>> begin
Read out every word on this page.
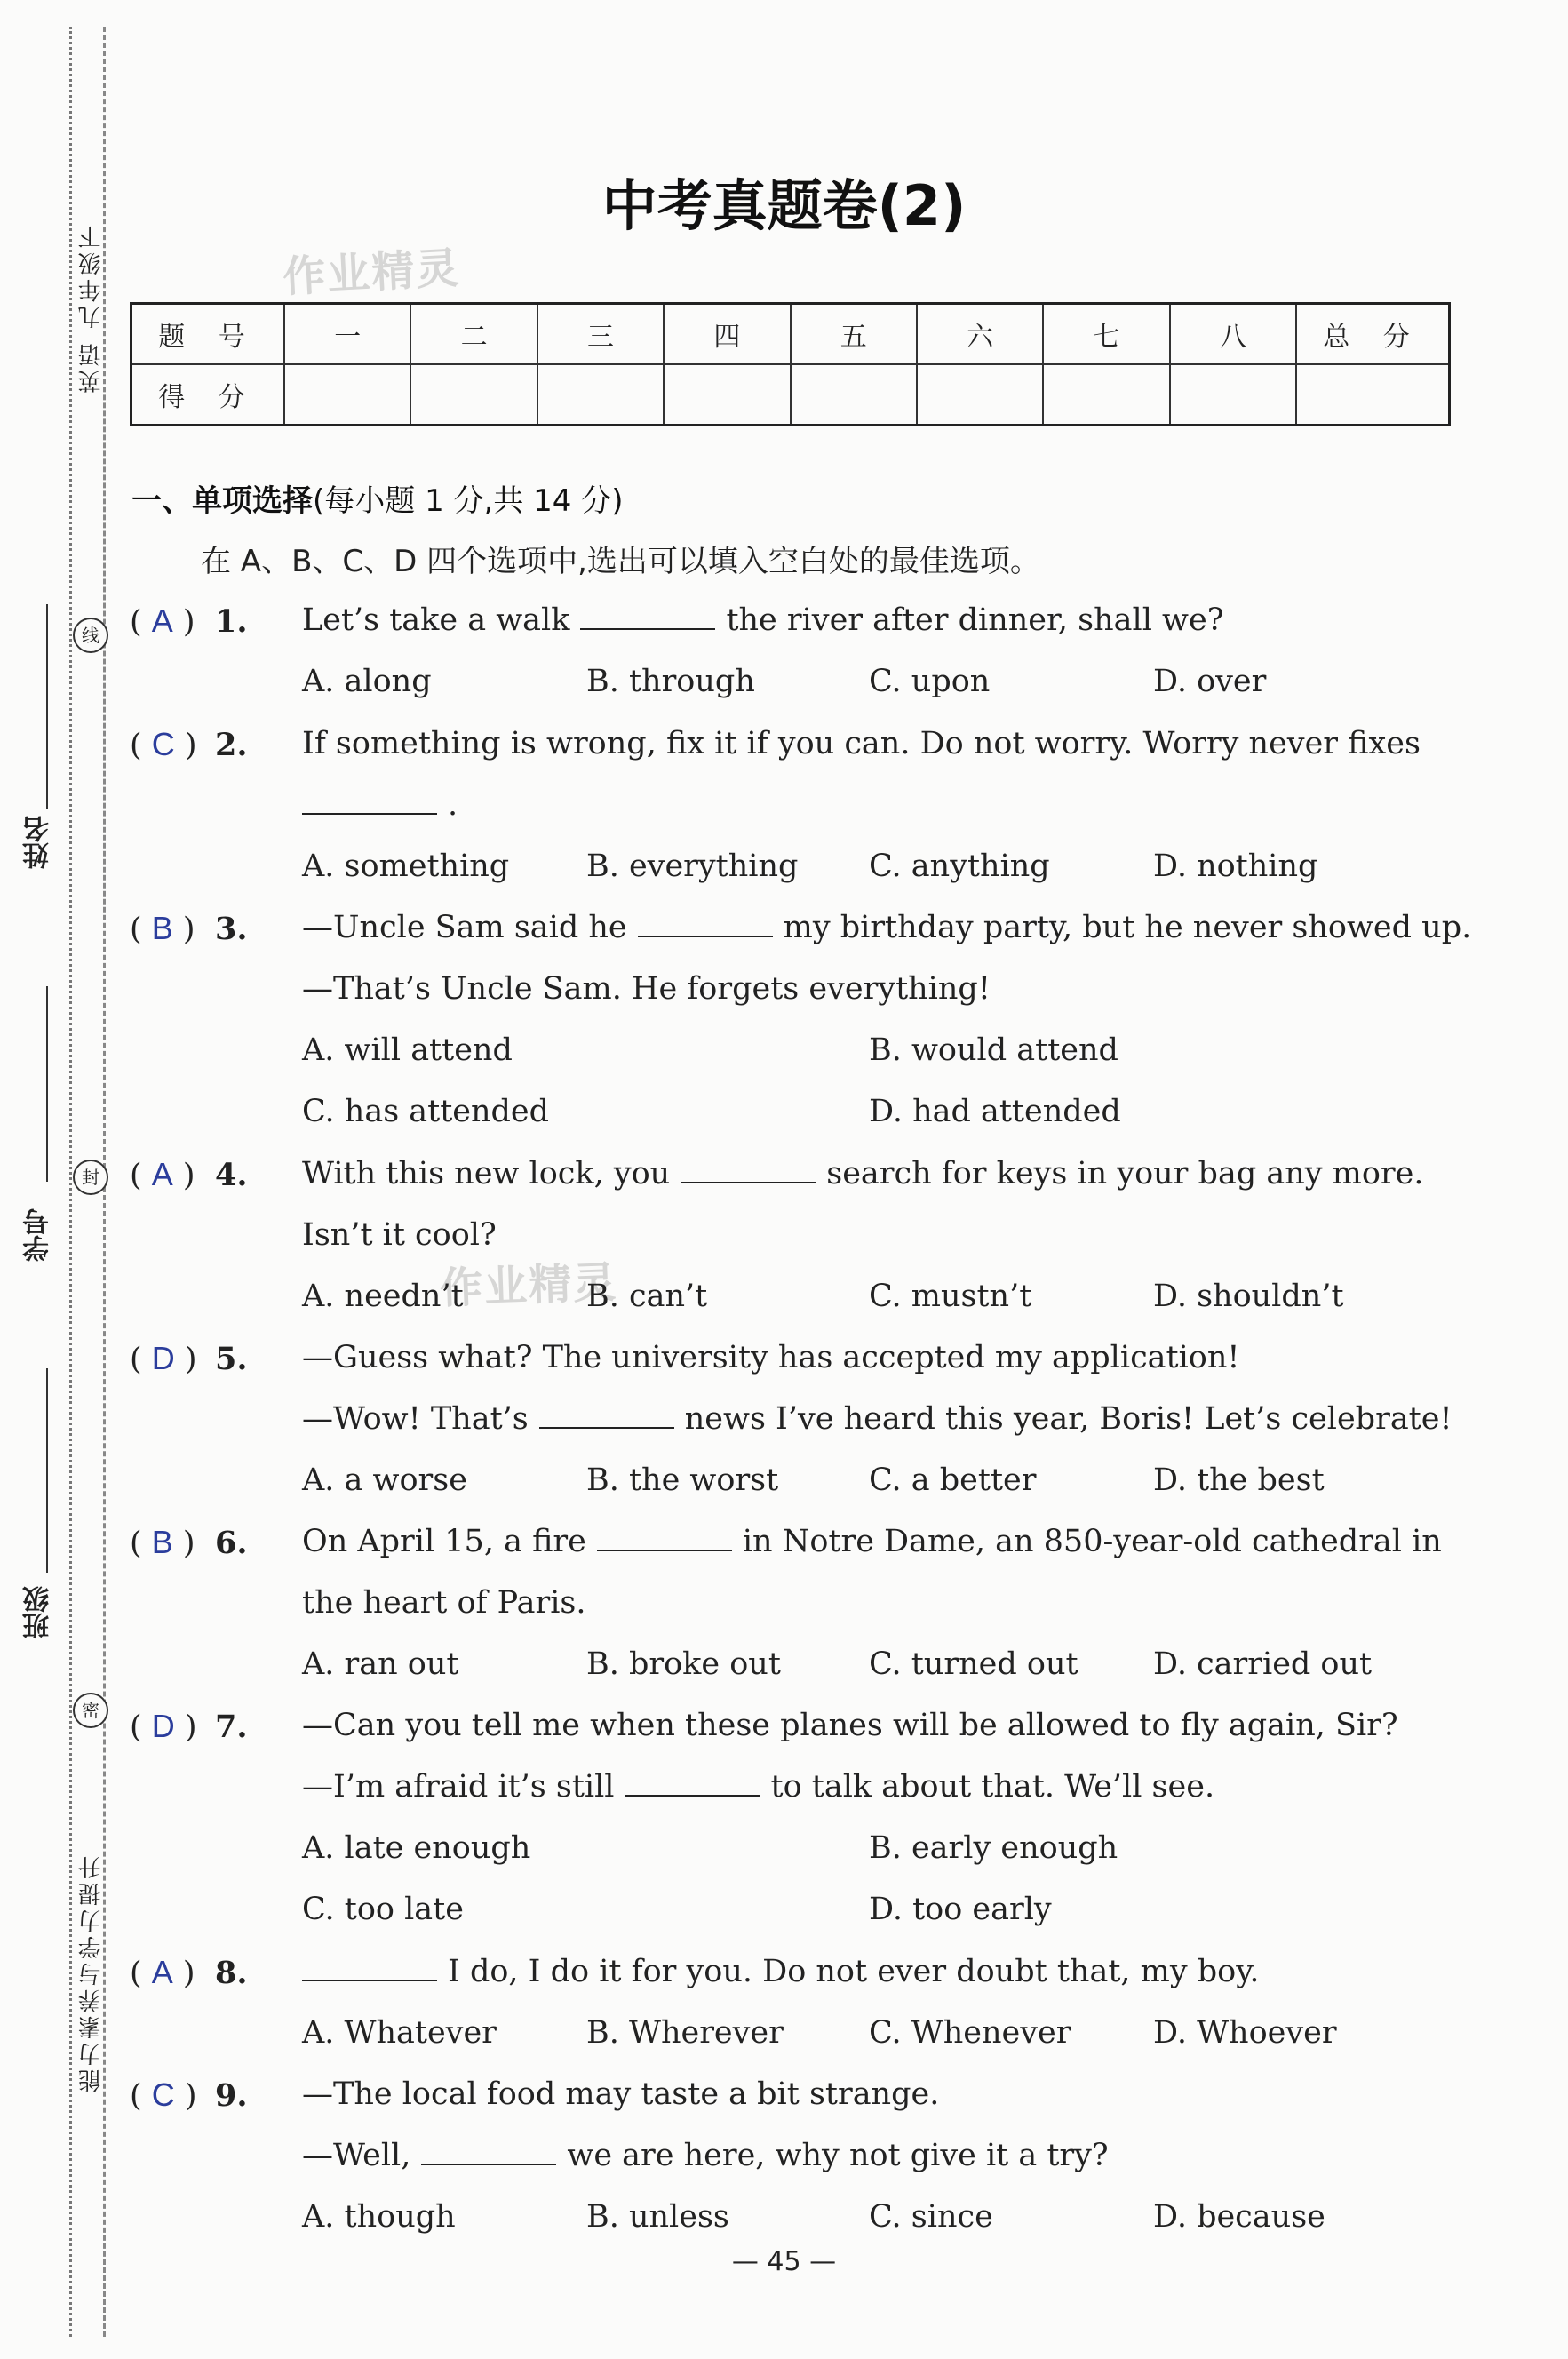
英语 九年级下
线
姓名
封
学号
班级
密
能力素养与学力提升
中考真题卷(2)
作业精灵
作业精灵
题 号	一	二	三	四	五	六	七	八	总 分
得 分									
一、单项选择(每小题 1 分,共 14 分)
在 A、B、C、D 四个选项中,选出可以填入空白处的最佳选项。
( A ) 1.	Let’s take a walk	the river after dinner, shall we?
A. along	B. through	C. upon	D. over
( C ) 2.	If something is wrong, fix it if you can. Do not worry. Worry never fixes
.
A. something B. everything C. anything	D. nothing
( B ) 3.	—Uncle Sam said he	my birthday party, but he never showed up.
—That’s Uncle Sam. He forgets everything!
A. will attend	B. would attend
C. has attended	D. had attended
( A ) 4.	With this new lock, you	search for keys in your bag any more.
Isn’t it cool?
A. needn’t	B. can’t	C. mustn’t	D. shouldn’t
( D ) 5.	—Guess what? The university has accepted my application!
—Wow! That’s	news I’ve heard this year, Boris! Let’s celebrate!
A. a worse	B. the worst	C. a better	D. the best
( B ) 6.	On April 15, a fire	in Notre Dame, an 850-year-old cathedral in
the heart of Paris.
A. ran out	B. broke out	C. turned out D. carried out
( D ) 7.	—Can you tell me when these planes will be allowed to fly again, Sir?
—I’m afraid it’s still	to talk about that. We’ll see.
A. late enough	B. early enough
C. too late	D. too early
( A ) 8.	I do, I do it for you. Do not ever doubt that, my boy.
A. Whatever	B. Wherever	C. Whenever	D. Whoever
( C ) 9.	—The local food may taste a bit strange.
—Well,	we are here, why not give it a try?
A. though	B. unless	C. since	D. because
— 45 —
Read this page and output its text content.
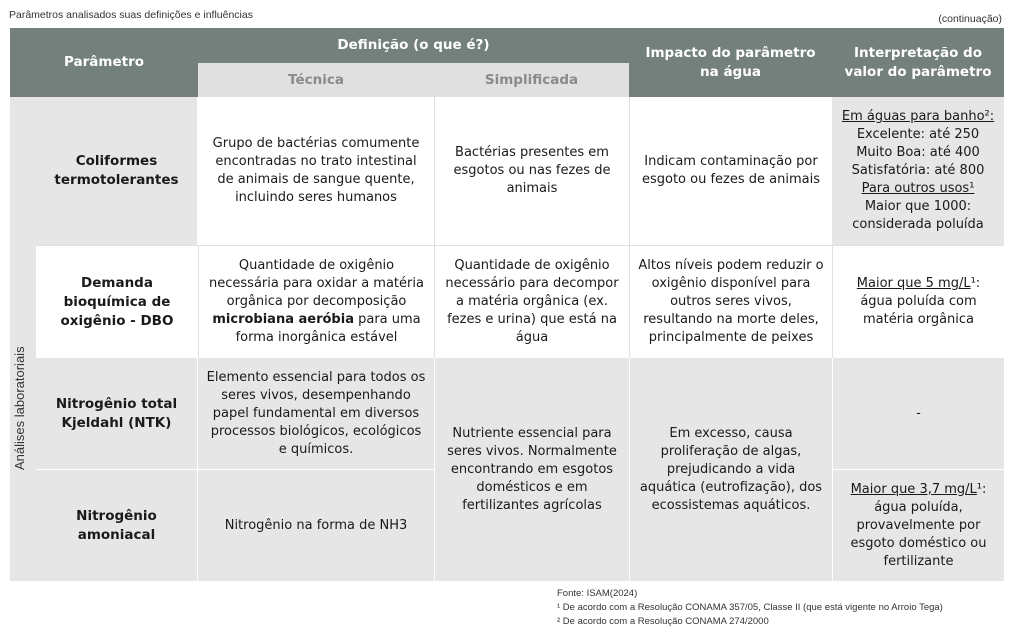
Parâmetros analisados suas definições e influências	(continuação)
Parâmetro
Definição (o que é?)
Técnica	Simplificada
Impacto do parâmetro na água
Interpretação do valor do parâmetro
Análises laboratoriais
Coliformes termotolerantes
Grupo de bactérias comumente encontradas no trato intestinal de animais de sangue quente, incluindo seres humanos
Bactérias presentes em esgotos ou nas fezes de animais
Indicam contaminação por esgoto ou fezes de animais
Em águas para banho²:
Excelente: até 250
Muito Boa: até 400
Satisfatória: até 800
Para outros usos¹
Maior que 1000:
considerada poluída
Demanda bioquímica de oxigênio - DBO
Quantidade de oxigênio necessária para oxidar a matéria orgânica por decomposição microbiana aeróbia para uma forma inorgânica estável
Quantidade de oxigênio necessário para decompor a matéria orgânica (ex. fezes e urina) que está na água
Altos níveis podem reduzir o oxigênio disponível para outros seres vivos, resultando na morte deles, principalmente de peixes
Maior que 5 mg/L¹: água poluída com matéria orgânica
Nitrogênio total Kjeldahl (NTK)
Elemento essencial para todos os seres vivos, desempenhando papel fundamental em diversos processos biológicos, ecológicos e químicos.
-
Nutriente essencial para seres vivos. Normalmente encontrando em esgotos domésticos e em fertilizantes agrícolas
Em excesso, causa proliferação de algas, prejudicando a vida aquática (eutrofização), dos ecossistemas aquáticos.
Nitrogênio amoniacal
Nitrogênio na forma de NH3
Maior que 3,7 mg/L¹: água poluída, provavelmente por esgoto doméstico ou fertilizante
Fonte: ISAM(2024)
¹ De acordo com a Resolução CONAMA 357/05, Classe II (que está vigente no Arroio Tega)
² De acordo com a Resolução CONAMA 274/2000
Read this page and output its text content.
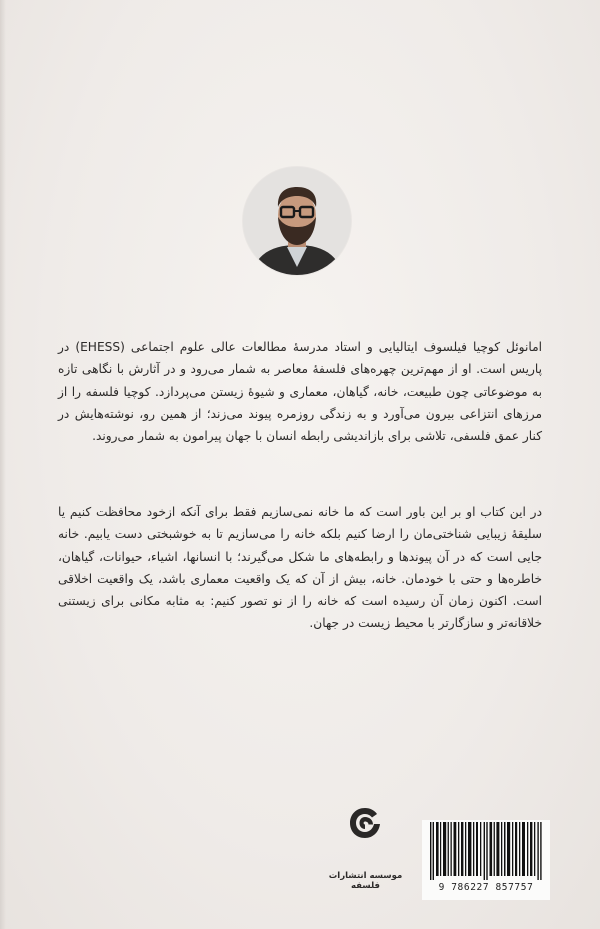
امانوئل کوچیا فیلسوف ایتالیایی و استاد مدرسهٔ مطالعات عالی علوم اجتماعی (EHESS) در پاریس است. او از مهم‌ترین چهره‌های فلسفهٔ معاصر به شمار می‌رود و در آثارش با نگاهی تازه به موضوعاتی چون طبیعت، خانه، گیاهان، معماری و شیوهٔ زیستن می‌پردازد. کوچیا فلسفه را از مرزهای انتزاعی بیرون می‌آورد و به زندگی روزمره پیوند می‌زند؛ از همین رو، نوشته‌هایش در کنار عمق فلسفی، تلاشی برای بازاندیشی رابطه انسان با جهان پیرامون به شمار می‌روند.

در این کتاب او بر این باور است که ما خانه نمی‌سازیم فقط برای آنکه ازخود محافظت کنیم یا سلیقهٔ زیبایی شناختی‌مان را ارضا کنیم بلکه خانه را می‌سازیم تا به خوشبختی دست یابیم. خانه جایی است که در آن پیوندها و رابطه‌های ما شکل می‌گیرند؛ با انسانها، اشیاء، حیوانات، گیاهان، خاطره‌ها و حتی با خودمان. خانه، بیش از آن که یک واقعیت معماری باشد، یک واقعیت اخلاقی است. اکنون زمان آن رسیده است که خانه را از نو تصور کنیم: به مثابه مکانی برای زیستنی خلاقانه‌تر و سازگارتر با محیط زیست در جهان.

موسسه انتشارات فلسفه	9 786227 857757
>> end
Problem description: Pick out and copy the lines of the entries that hold the string "acordo".

The response:
¹ De acordo com a Resolução CONAMA 357/05, Classe II (que está vigente no Arroio Tega)
² De acordo com a Resolução CONAMA 274/2000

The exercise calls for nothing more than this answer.